**What the exercise asks:** Omit any picture, and return the remaining data exactly as written.

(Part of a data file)
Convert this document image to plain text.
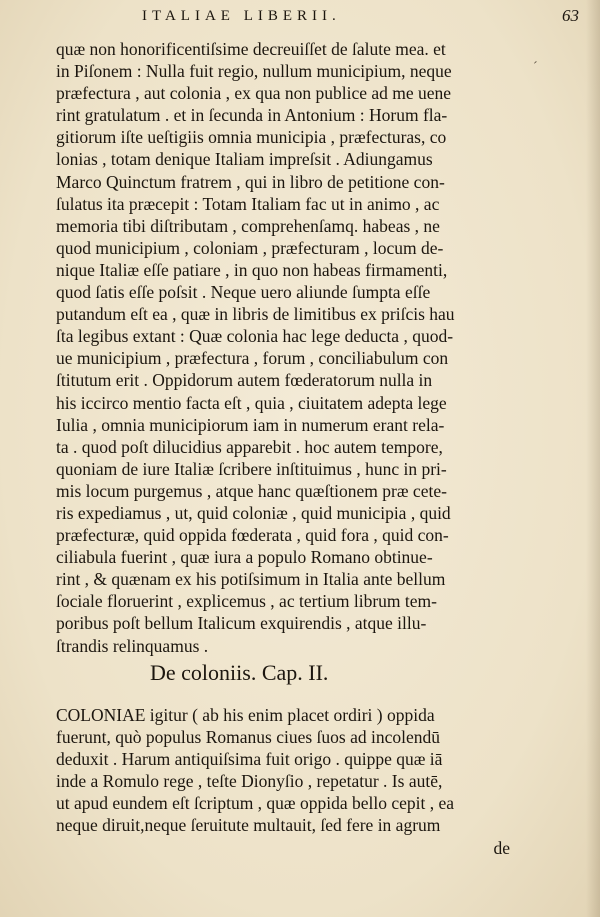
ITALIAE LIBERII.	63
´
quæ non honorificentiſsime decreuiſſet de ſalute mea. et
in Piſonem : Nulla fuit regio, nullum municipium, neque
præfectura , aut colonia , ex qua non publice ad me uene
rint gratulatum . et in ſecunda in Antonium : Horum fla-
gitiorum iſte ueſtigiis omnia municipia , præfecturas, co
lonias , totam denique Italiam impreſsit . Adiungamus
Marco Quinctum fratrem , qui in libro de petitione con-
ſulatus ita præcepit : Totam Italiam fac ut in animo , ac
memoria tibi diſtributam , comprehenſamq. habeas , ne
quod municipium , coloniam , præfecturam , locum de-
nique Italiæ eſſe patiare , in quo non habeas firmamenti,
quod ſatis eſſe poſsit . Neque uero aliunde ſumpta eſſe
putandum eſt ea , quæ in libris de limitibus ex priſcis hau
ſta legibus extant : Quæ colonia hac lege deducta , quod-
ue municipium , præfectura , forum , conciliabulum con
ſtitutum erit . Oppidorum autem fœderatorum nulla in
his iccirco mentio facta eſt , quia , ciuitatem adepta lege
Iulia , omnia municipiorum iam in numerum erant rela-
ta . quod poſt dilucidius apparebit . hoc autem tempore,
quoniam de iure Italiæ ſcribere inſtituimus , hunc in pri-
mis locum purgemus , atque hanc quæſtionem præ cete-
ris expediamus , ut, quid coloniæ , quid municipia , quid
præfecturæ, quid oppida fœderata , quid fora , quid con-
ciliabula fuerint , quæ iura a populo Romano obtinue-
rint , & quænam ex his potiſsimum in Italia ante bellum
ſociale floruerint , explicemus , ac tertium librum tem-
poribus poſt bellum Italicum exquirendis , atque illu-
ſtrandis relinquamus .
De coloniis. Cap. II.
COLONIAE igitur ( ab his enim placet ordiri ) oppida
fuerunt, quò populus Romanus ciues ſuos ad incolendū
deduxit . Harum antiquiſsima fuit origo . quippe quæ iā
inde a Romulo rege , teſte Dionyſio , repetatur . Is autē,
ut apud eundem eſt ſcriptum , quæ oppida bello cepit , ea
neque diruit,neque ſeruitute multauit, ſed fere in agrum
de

**Task answer:**
Convert this document image to plain text.
ITALIAE LIBERII.	63
´
quæ non honorificentiſsime decreuiſſet de ſalute mea. et
in Piſonem : Nulla fuit regio, nullum municipium, neque
præfectura , aut colonia , ex qua non publice ad me uene
rint gratulatum . et in ſecunda in Antonium : Horum fla-
gitiorum iſte ueſtigiis omnia municipia , præfecturas, co
lonias , totam denique Italiam impreſsit . Adiungamus
Marco Quinctum fratrem , qui in libro de petitione con-
ſulatus ita præcepit : Totam Italiam fac ut in animo , ac
memoria tibi diſtributam , comprehenſamq. habeas , ne
quod municipium , coloniam , præfecturam , locum de-
nique Italiæ eſſe patiare , in quo non habeas firmamenti,
quod ſatis eſſe poſsit . Neque uero aliunde ſumpta eſſe
putandum eſt ea , quæ in libris de limitibus ex priſcis hau
ſta legibus extant : Quæ colonia hac lege deducta , quod-
ue municipium , præfectura , forum , conciliabulum con
ſtitutum erit . Oppidorum autem fœderatorum nulla in
his iccirco mentio facta eſt , quia , ciuitatem adepta lege
Iulia , omnia municipiorum iam in numerum erant rela-
ta . quod poſt dilucidius apparebit . hoc autem tempore,
quoniam de iure Italiæ ſcribere inſtituimus , hunc in pri-
mis locum purgemus , atque hanc quæſtionem præ cete-
ris expediamus , ut, quid coloniæ , quid municipia , quid
præfecturæ, quid oppida fœderata , quid fora , quid con-
ciliabula fuerint , quæ iura a populo Romano obtinue-
rint , & quænam ex his potiſsimum in Italia ante bellum
ſociale floruerint , explicemus , ac tertium librum tem-
poribus poſt bellum Italicum exquirendis , atque illu-
ſtrandis relinquamus .
De coloniis. Cap. II.
COLONIAE igitur ( ab his enim placet ordiri ) oppida
fuerunt, quò populus Romanus ciues ſuos ad incolendū
deduxit . Harum antiquiſsima fuit origo . quippe quæ iā
inde a Romulo rege , teſte Dionyſio , repetatur . Is autē,
ut apud eundem eſt ſcriptum , quæ oppida bello cepit , ea
neque diruit,neque ſeruitute multauit, ſed fere in agrum
de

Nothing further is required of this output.